> _Problem details_
All of the entries need to be written out again, exactly as they are.

▼

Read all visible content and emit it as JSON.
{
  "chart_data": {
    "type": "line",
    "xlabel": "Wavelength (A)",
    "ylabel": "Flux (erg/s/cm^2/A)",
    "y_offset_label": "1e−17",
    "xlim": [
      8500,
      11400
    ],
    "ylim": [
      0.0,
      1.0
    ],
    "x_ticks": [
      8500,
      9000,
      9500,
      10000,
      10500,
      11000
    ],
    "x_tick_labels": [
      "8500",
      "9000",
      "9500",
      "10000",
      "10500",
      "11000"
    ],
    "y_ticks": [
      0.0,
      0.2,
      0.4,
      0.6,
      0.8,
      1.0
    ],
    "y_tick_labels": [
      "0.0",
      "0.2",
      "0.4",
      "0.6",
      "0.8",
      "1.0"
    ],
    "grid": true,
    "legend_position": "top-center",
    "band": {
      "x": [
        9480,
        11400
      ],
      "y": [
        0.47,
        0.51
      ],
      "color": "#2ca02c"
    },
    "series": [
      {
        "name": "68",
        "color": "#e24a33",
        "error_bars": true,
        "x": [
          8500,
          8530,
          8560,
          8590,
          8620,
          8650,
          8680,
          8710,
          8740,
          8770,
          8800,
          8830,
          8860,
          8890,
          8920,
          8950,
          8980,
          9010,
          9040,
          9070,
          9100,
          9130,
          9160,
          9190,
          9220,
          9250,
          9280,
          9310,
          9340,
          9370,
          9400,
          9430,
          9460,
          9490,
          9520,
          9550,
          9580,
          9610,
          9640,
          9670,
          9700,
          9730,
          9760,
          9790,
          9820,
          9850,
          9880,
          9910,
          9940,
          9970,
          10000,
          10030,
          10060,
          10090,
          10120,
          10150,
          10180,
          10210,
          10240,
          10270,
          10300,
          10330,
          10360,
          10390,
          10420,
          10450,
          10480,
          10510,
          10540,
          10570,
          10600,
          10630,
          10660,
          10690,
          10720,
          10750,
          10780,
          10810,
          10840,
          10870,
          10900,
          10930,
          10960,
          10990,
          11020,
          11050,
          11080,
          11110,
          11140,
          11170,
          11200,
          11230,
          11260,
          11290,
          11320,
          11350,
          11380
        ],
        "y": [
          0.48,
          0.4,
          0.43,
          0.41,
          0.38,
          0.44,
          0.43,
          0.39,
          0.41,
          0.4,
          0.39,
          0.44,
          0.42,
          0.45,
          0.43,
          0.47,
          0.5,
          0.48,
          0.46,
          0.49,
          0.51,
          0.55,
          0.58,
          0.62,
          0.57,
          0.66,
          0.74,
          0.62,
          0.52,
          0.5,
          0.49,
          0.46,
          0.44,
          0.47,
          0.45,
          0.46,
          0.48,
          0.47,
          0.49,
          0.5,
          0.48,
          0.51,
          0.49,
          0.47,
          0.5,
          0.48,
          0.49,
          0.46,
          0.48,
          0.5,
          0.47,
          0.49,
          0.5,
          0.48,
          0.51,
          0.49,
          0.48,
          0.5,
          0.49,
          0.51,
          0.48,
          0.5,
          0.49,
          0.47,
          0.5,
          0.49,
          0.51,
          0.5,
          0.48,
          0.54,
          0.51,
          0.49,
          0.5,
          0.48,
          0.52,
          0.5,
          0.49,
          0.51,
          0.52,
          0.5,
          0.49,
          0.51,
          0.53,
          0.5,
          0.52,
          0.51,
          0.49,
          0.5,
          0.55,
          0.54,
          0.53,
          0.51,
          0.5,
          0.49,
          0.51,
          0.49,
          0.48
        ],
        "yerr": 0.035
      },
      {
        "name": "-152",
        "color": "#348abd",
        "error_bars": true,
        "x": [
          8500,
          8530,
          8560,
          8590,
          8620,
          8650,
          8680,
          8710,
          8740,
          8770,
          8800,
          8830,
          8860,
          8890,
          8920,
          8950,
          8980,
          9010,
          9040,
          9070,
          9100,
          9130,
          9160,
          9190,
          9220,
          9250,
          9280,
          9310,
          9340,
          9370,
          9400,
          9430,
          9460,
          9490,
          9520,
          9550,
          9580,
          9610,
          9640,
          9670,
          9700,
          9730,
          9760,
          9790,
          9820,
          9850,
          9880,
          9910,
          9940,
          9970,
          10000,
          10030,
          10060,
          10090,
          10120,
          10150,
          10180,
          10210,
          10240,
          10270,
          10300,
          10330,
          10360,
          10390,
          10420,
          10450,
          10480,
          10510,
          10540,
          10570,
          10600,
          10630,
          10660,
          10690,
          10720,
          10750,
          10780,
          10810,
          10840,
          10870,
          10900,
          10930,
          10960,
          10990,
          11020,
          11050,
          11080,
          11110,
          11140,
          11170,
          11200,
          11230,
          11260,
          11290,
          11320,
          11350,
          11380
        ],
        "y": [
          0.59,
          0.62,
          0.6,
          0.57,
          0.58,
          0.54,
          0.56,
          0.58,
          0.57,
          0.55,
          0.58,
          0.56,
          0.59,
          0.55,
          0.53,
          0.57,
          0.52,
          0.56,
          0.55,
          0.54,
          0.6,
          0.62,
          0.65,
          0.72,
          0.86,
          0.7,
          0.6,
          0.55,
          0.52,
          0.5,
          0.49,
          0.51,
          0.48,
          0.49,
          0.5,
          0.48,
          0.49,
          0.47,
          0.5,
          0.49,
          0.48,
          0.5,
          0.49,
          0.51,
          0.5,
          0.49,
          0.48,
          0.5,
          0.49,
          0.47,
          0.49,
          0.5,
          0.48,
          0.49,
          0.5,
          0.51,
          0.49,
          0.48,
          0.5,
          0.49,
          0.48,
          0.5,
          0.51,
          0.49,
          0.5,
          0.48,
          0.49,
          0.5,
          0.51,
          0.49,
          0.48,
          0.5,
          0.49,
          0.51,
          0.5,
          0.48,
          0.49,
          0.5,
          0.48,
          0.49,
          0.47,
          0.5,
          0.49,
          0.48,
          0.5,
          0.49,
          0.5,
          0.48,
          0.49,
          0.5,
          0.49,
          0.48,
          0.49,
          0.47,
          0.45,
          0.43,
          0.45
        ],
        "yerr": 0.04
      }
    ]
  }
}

▲

> _Result_
Read all visible content and emit it as JSON.
{
  "chart_data": {
    "type": "line",
    "xlabel": "Wavelength (A)",
    "ylabel": "Flux (erg/s/cm^2/A)",
    "y_offset_label": "1e−17",
    "xlim": [
      8500,
      11400
    ],
    "ylim": [
      0.0,
      1.0
    ],
    "x_ticks": [
      8500,
      9000,
      9500,
      10000,
      10500,
      11000
    ],
    "x_tick_labels": [
      "8500",
      "9000",
      "9500",
      "10000",
      "10500",
      "11000"
    ],
    "y_ticks": [
      0.0,
      0.2,
      0.4,
      0.6,
      0.8,
      1.0
    ],
    "y_tick_labels": [
      "0.0",
      "0.2",
      "0.4",
      "0.6",
      "0.8",
      "1.0"
    ],
    "grid": true,
    "legend_position": "top-center",
    "band": {
      "x": [
        9480,
        11400
      ],
      "y": [
        0.47,
        0.51
      ],
      "color": "#2ca02c"
    },
    "series": [
      {
        "name": "68",
        "color": "#e24a33",
        "error_bars": true,
        "x": [
          8500,
          8530,
          8560,
          8590,
          8620,
          8650,
          8680,
          8710,
          8740,
          8770,
          8800,
          8830,
          8860,
          8890,
          8920,
          8950,
          8980,
          9010,
          9040,
          9070,
          9100,
          9130,
          9160,
          9190,
          9220,
          9250,
          9280,
          9310,
          9340,
          9370,
          9400,
          9430,
          9460,
          9490,
          9520,
          9550,
          9580,
          9610,
          9640,
          9670,
          9700,
          9730,
          9760,
          9790,
          9820,
          9850,
          9880,
          9910,
          9940,
          9970,
          10000,
          10030,
          10060,
          10090,
          10120,
          10150,
          10180,
          10210,
          10240,
          10270,
          10300,
          10330,
          10360,
          10390,
          10420,
          10450,
          10480,
          10510,
          10540,
          10570,
          10600,
          10630,
          10660,
          10690,
          10720,
          10750,
          10780,
          10810,
          10840,
          10870,
          10900,
          10930,
          10960,
          10990,
          11020,
          11050,
          11080,
          11110,
          11140,
          11170,
          11200,
          11230,
          11260,
          11290,
          11320,
          11350,
          11380
        ],
        "y": [
          0.48,
          0.4,
          0.43,
          0.41,
          0.38,
          0.44,
          0.43,
          0.39,
          0.41,
          0.4,
          0.39,
          0.44,
          0.42,
          0.45,
          0.43,
          0.47,
          0.5,
          0.48,
          0.46,
          0.49,
          0.51,
          0.55,
          0.58,
          0.62,
          0.57,
          0.66,
          0.74,
          0.62,
          0.52,
          0.5,
          0.49,
          0.46,
          0.44,
          0.47,
          0.45,
          0.46,
          0.48,
          0.47,
          0.49,
          0.5,
          0.48,
          0.51,
          0.49,
          0.47,
          0.5,
          0.48,
          0.49,
          0.46,
          0.48,
          0.5,
          0.47,
          0.49,
          0.5,
          0.48,
          0.51,
          0.49,
          0.48,
          0.5,
          0.49,
          0.51,
          0.48,
          0.5,
          0.49,
          0.47,
          0.5,
          0.49,
          0.51,
          0.5,
          0.48,
          0.54,
          0.51,
          0.49,
          0.5,
          0.48,
          0.52,
          0.5,
          0.49,
          0.51,
          0.52,
          0.5,
          0.49,
          0.51,
          0.53,
          0.5,
          0.52,
          0.51,
          0.49,
          0.5,
          0.55,
          0.54,
          0.53,
          0.51,
          0.5,
          0.49,
          0.51,
          0.49,
          0.48
        ],
        "yerr": 0.035
      },
      {
        "name": "-152",
        "color": "#348abd",
        "error_bars": true,
        "x": [
          8500,
          8530,
          8560,
          8590,
          8620,
          8650,
          8680,
          8710,
          8740,
          8770,
          8800,
          8830,
          8860,
          8890,
          8920,
          8950,
          8980,
          9010,
          9040,
          9070,
          9100,
          9130,
          9160,
          9190,
          9220,
          9250,
          9280,
          9310,
          9340,
          9370,
          9400,
          9430,
          9460,
          9490,
          9520,
          9550,
          9580,
          9610,
          9640,
          9670,
          9700,
          9730,
          9760,
          9790,
          9820,
          9850,
          9880,
          9910,
          9940,
          9970,
          10000,
          10030,
          10060,
          10090,
          10120,
          10150,
          10180,
          10210,
          10240,
          10270,
          10300,
          10330,
          10360,
          10390,
          10420,
          10450,
          10480,
          10510,
          10540,
          10570,
          10600,
          10630,
          10660,
          10690,
          10720,
          10750,
          10780,
          10810,
          10840,
          10870,
          10900,
          10930,
          10960,
          10990,
          11020,
          11050,
          11080,
          11110,
          11140,
          11170,
          11200,
          11230,
          11260,
          11290,
          11320,
          11350,
          11380
        ],
        "y": [
          0.59,
          0.62,
          0.6,
          0.57,
          0.58,
          0.54,
          0.56,
          0.58,
          0.57,
          0.55,
          0.58,
          0.56,
          0.59,
          0.55,
          0.53,
          0.57,
          0.52,
          0.56,
          0.55,
          0.54,
          0.6,
          0.62,
          0.65,
          0.72,
          0.86,
          0.7,
          0.6,
          0.55,
          0.52,
          0.5,
          0.49,
          0.51,
          0.48,
          0.49,
          0.5,
          0.48,
          0.49,
          0.47,
          0.5,
          0.49,
          0.48,
          0.5,
          0.49,
          0.51,
          0.5,
          0.49,
          0.48,
          0.5,
          0.49,
          0.47,
          0.49,
          0.5,
          0.48,
          0.49,
          0.5,
          0.51,
          0.49,
          0.48,
          0.5,
          0.49,
          0.48,
          0.5,
          0.51,
          0.49,
          0.5,
          0.48,
          0.49,
          0.5,
          0.51,
          0.49,
          0.48,
          0.5,
          0.49,
          0.51,
          0.5,
          0.48,
          0.49,
          0.5,
          0.48,
          0.49,
          0.47,
          0.5,
          0.49,
          0.48,
          0.5,
          0.49,
          0.5,
          0.48,
          0.49,
          0.5,
          0.49,
          0.48,
          0.49,
          0.47,
          0.45,
          0.43,
          0.45
        ],
        "yerr": 0.04
      }
    ]
  }
}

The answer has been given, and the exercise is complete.